§ **INSTRUCTIONS FOR THE TASK**
The records below must be duplicated exactly, character for character.

§ **DATASET ROWS**
>> start
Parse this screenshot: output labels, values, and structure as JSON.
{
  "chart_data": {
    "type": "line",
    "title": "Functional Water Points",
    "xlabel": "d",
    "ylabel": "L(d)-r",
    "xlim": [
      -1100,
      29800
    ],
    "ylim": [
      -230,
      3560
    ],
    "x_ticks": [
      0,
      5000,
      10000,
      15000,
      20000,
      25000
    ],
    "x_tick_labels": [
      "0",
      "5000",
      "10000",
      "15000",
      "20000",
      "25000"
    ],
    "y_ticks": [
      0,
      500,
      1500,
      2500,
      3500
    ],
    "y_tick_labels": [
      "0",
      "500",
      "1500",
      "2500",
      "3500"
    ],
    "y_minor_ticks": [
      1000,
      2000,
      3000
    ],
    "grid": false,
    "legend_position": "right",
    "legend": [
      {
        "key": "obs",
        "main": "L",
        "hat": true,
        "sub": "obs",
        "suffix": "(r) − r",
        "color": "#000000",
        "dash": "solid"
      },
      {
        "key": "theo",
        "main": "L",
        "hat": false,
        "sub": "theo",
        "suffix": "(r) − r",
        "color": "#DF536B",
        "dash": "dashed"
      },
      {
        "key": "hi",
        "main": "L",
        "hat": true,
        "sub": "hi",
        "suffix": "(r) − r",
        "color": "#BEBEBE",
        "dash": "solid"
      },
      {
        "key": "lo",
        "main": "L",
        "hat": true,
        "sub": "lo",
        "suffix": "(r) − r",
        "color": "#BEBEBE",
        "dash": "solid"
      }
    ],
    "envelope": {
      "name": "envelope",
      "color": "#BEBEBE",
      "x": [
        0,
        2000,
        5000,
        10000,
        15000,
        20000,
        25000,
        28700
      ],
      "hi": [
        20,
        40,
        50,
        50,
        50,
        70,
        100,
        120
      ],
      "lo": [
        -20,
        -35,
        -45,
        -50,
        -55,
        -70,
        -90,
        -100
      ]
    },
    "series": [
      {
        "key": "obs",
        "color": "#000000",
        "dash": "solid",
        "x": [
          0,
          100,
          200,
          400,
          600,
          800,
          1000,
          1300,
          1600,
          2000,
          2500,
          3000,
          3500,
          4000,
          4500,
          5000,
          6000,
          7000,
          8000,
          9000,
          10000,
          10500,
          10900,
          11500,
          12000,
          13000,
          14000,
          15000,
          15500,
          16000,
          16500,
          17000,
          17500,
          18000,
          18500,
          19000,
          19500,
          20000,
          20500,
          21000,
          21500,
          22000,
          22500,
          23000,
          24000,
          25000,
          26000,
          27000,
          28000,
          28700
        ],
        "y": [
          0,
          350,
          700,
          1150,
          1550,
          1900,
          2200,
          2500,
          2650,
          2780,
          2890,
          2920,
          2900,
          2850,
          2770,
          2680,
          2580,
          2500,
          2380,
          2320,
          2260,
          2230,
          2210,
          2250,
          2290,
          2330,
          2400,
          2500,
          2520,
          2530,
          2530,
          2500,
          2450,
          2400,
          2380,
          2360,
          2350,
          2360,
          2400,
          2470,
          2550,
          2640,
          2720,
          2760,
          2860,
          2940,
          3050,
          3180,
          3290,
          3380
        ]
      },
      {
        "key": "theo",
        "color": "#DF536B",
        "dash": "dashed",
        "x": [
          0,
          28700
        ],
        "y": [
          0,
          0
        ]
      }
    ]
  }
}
>> end
§ **EXERCISE RESULT**
Parse this screenshot: output labels, values, and structure as JSON.
{
  "chart_data": {
    "type": "line",
    "title": "Functional Water Points",
    "xlabel": "d",
    "ylabel": "L(d)-r",
    "xlim": [
      -1100,
      29800
    ],
    "ylim": [
      -230,
      3560
    ],
    "x_ticks": [
      0,
      5000,
      10000,
      15000,
      20000,
      25000
    ],
    "x_tick_labels": [
      "0",
      "5000",
      "10000",
      "15000",
      "20000",
      "25000"
    ],
    "y_ticks": [
      0,
      500,
      1500,
      2500,
      3500
    ],
    "y_tick_labels": [
      "0",
      "500",
      "1500",
      "2500",
      "3500"
    ],
    "y_minor_ticks": [
      1000,
      2000,
      3000
    ],
    "grid": false,
    "legend_position": "right",
    "legend": [
      {
        "key": "obs",
        "main": "L",
        "hat": true,
        "sub": "obs",
        "suffix": "(r) − r",
        "color": "#000000",
        "dash": "solid"
      },
      {
        "key": "theo",
        "main": "L",
        "hat": false,
        "sub": "theo",
        "suffix": "(r) − r",
        "color": "#DF536B",
        "dash": "dashed"
      },
      {
        "key": "hi",
        "main": "L",
        "hat": true,
        "sub": "hi",
        "suffix": "(r) − r",
        "color": "#BEBEBE",
        "dash": "solid"
      },
      {
        "key": "lo",
        "main": "L",
        "hat": true,
        "sub": "lo",
        "suffix": "(r) − r",
        "color": "#BEBEBE",
        "dash": "solid"
      }
    ],
    "envelope": {
      "name": "envelope",
      "color": "#BEBEBE",
      "x": [
        0,
        2000,
        5000,
        10000,
        15000,
        20000,
        25000,
        28700
      ],
      "hi": [
        20,
        40,
        50,
        50,
        50,
        70,
        100,
        120
      ],
      "lo": [
        -20,
        -35,
        -45,
        -50,
        -55,
        -70,
        -90,
        -100
      ]
    },
    "series": [
      {
        "key": "obs",
        "color": "#000000",
        "dash": "solid",
        "x": [
          0,
          100,
          200,
          400,
          600,
          800,
          1000,
          1300,
          1600,
          2000,
          2500,
          3000,
          3500,
          4000,
          4500,
          5000,
          6000,
          7000,
          8000,
          9000,
          10000,
          10500,
          10900,
          11500,
          12000,
          13000,
          14000,
          15000,
          15500,
          16000,
          16500,
          17000,
          17500,
          18000,
          18500,
          19000,
          19500,
          20000,
          20500,
          21000,
          21500,
          22000,
          22500,
          23000,
          24000,
          25000,
          26000,
          27000,
          28000,
          28700
        ],
        "y": [
          0,
          350,
          700,
          1150,
          1550,
          1900,
          2200,
          2500,
          2650,
          2780,
          2890,
          2920,
          2900,
          2850,
          2770,
          2680,
          2580,
          2500,
          2380,
          2320,
          2260,
          2230,
          2210,
          2250,
          2290,
          2330,
          2400,
          2500,
          2520,
          2530,
          2530,
          2500,
          2450,
          2400,
          2380,
          2360,
          2350,
          2360,
          2400,
          2470,
          2550,
          2640,
          2720,
          2760,
          2860,
          2940,
          3050,
          3180,
          3290,
          3380
        ]
      },
      {
        "key": "theo",
        "color": "#DF536B",
        "dash": "dashed",
        "x": [
          0,
          28700
        ],
        "y": [
          0,
          0
        ]
      }
    ]
  }
}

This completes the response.